===== Given records =====
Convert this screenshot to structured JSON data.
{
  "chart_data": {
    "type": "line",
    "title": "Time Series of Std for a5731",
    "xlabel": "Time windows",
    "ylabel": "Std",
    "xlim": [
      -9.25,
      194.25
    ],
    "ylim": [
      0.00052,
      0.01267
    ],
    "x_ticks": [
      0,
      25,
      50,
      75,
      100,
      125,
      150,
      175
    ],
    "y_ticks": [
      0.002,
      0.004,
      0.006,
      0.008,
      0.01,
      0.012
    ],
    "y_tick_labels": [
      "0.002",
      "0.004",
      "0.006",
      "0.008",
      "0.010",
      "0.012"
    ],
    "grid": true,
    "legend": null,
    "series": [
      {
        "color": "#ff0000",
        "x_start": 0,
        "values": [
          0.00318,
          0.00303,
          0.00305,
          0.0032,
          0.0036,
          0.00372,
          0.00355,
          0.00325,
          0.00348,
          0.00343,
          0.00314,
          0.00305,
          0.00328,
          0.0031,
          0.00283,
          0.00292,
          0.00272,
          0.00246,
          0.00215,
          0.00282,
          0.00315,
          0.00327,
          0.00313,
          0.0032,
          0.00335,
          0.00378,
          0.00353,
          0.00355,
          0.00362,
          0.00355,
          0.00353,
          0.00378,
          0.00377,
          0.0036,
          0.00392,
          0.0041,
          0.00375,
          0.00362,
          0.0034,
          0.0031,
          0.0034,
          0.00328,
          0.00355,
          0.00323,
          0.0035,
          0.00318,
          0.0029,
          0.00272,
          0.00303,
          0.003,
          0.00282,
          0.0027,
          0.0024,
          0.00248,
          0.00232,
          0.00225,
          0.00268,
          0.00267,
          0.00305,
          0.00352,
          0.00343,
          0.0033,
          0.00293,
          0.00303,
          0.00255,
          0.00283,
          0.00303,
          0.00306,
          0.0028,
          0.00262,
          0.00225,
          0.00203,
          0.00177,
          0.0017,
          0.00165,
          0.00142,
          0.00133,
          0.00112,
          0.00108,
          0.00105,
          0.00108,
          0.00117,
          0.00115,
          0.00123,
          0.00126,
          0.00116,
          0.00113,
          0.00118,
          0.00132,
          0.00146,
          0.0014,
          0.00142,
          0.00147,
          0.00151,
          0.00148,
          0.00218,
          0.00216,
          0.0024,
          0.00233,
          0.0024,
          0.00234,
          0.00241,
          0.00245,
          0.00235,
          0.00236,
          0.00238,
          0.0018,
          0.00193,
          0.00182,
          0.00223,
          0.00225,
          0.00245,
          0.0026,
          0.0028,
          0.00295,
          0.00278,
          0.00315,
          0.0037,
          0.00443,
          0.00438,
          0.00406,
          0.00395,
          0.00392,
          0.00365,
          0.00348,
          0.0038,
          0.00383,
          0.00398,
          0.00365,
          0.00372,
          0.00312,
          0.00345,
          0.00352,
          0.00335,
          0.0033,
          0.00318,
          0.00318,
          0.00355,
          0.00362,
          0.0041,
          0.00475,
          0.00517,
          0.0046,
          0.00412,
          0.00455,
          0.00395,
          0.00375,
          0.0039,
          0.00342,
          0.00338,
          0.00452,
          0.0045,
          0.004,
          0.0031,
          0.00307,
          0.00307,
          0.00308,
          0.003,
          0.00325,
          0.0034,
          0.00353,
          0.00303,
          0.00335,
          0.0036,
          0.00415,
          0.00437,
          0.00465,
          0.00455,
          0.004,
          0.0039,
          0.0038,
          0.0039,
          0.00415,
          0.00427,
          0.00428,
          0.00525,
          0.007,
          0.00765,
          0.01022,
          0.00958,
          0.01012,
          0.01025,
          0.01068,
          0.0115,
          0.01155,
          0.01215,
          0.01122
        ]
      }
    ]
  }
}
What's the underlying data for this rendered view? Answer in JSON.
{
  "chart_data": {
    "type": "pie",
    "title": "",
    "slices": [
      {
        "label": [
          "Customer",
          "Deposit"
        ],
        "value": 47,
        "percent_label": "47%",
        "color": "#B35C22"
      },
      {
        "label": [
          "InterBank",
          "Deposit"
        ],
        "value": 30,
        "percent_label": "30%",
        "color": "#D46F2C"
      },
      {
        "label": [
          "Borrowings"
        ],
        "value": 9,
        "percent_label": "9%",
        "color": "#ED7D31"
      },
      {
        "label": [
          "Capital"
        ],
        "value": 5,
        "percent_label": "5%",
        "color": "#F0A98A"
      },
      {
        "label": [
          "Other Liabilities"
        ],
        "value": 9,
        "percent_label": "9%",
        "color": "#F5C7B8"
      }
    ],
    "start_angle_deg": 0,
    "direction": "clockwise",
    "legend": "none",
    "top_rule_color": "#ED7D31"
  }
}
=====
> Task description:
Repeat the data precisely, line by line.

> Written response:
Convert this screenshot to structured JSON data.
{
  "chart_data": {
    "type": "line",
    "title": "Time Series of Std for a5731",
    "xlabel": "Time windows",
    "ylabel": "Std",
    "xlim": [
      -9.25,
      194.25
    ],
    "ylim": [
      0.00052,
      0.01267
    ],
    "x_ticks": [
      0,
      25,
      50,
      75,
      100,
      125,
      150,
      175
    ],
    "y_ticks": [
      0.002,
      0.004,
      0.006,
      0.008,
      0.01,
      0.012
    ],
    "y_tick_labels": [
      "0.002",
      "0.004",
      "0.006",
      "0.008",
      "0.010",
      "0.012"
    ],
    "grid": true,
    "legend": null,
    "series": [
      {
        "color": "#ff0000",
        "x_start": 0,
        "values": [
          0.00318,
          0.00303,
          0.00305,
          0.0032,
          0.0036,
          0.00372,
          0.00355,
          0.00325,
          0.00348,
          0.00343,
          0.00314,
          0.00305,
          0.00328,
          0.0031,
          0.00283,
          0.00292,
          0.00272,
          0.00246,
          0.00215,
          0.00282,
          0.00315,
          0.00327,
          0.00313,
          0.0032,
          0.00335,
          0.00378,
          0.00353,
          0.00355,
          0.00362,
          0.00355,
          0.00353,
          0.00378,
          0.00377,
          0.0036,
          0.00392,
          0.0041,
          0.00375,
          0.00362,
          0.0034,
          0.0031,
          0.0034,
          0.00328,
          0.00355,
          0.00323,
          0.0035,
          0.00318,
          0.0029,
          0.00272,
          0.00303,
          0.003,
          0.00282,
          0.0027,
          0.0024,
          0.00248,
          0.00232,
          0.00225,
          0.00268,
          0.00267,
          0.00305,
          0.00352,
          0.00343,
          0.0033,
          0.00293,
          0.00303,
          0.00255,
          0.00283,
          0.00303,
          0.00306,
          0.0028,
          0.00262,
          0.00225,
          0.00203,
          0.00177,
          0.0017,
          0.00165,
          0.00142,
          0.00133,
          0.00112,
          0.00108,
          0.00105,
          0.00108,
          0.00117,
          0.00115,
          0.00123,
          0.00126,
          0.00116,
          0.00113,
          0.00118,
          0.00132,
          0.00146,
          0.0014,
          0.00142,
          0.00147,
          0.00151,
          0.00148,
          0.00218,
          0.00216,
          0.0024,
          0.00233,
          0.0024,
          0.00234,
          0.00241,
          0.00245,
          0.00235,
          0.00236,
          0.00238,
          0.0018,
          0.00193,
          0.00182,
          0.00223,
          0.00225,
          0.00245,
          0.0026,
          0.0028,
          0.00295,
          0.00278,
          0.00315,
          0.0037,
          0.00443,
          0.00438,
          0.00406,
          0.00395,
          0.00392,
          0.00365,
          0.00348,
          0.0038,
          0.00383,
          0.00398,
          0.00365,
          0.00372,
          0.00312,
          0.00345,
          0.00352,
          0.00335,
          0.0033,
          0.00318,
          0.00318,
          0.00355,
          0.00362,
          0.0041,
          0.00475,
          0.00517,
          0.0046,
          0.00412,
          0.00455,
          0.00395,
          0.00375,
          0.0039,
          0.00342,
          0.00338,
          0.00452,
          0.0045,
          0.004,
          0.0031,
          0.00307,
          0.00307,
          0.00308,
          0.003,
          0.00325,
          0.0034,
          0.00353,
          0.00303,
          0.00335,
          0.0036,
          0.00415,
          0.00437,
          0.00465,
          0.00455,
          0.004,
          0.0039,
          0.0038,
          0.0039,
          0.00415,
          0.00427,
          0.00428,
          0.00525,
          0.007,
          0.00765,
          0.01022,
          0.00958,
          0.01012,
          0.01025,
          0.01068,
          0.0115,
          0.01155,
          0.01215,
          0.01122
        ]
      }
    ]
  }
}
What's the underlying data for this rendered view? Answer in JSON.
{
  "chart_data": {
    "type": "pie",
    "title": "",
    "slices": [
      {
        "label": [
          "Customer",
          "Deposit"
        ],
        "value": 47,
        "percent_label": "47%",
        "color": "#B35C22"
      },
      {
        "label": [
          "InterBank",
          "Deposit"
        ],
        "value": 30,
        "percent_label": "30%",
        "color": "#D46F2C"
      },
      {
        "label": [
          "Borrowings"
        ],
        "value": 9,
        "percent_label": "9%",
        "color": "#ED7D31"
      },
      {
        "label": [
          "Capital"
        ],
        "value": 5,
        "percent_label": "5%",
        "color": "#F0A98A"
      },
      {
        "label": [
          "Other Liabilities"
        ],
        "value": 9,
        "percent_label": "9%",
        "color": "#F5C7B8"
      }
    ],
    "start_angle_deg": 0,
    "direction": "clockwise",
    "legend": "none",
    "top_rule_color": "#ED7D31"
  }
}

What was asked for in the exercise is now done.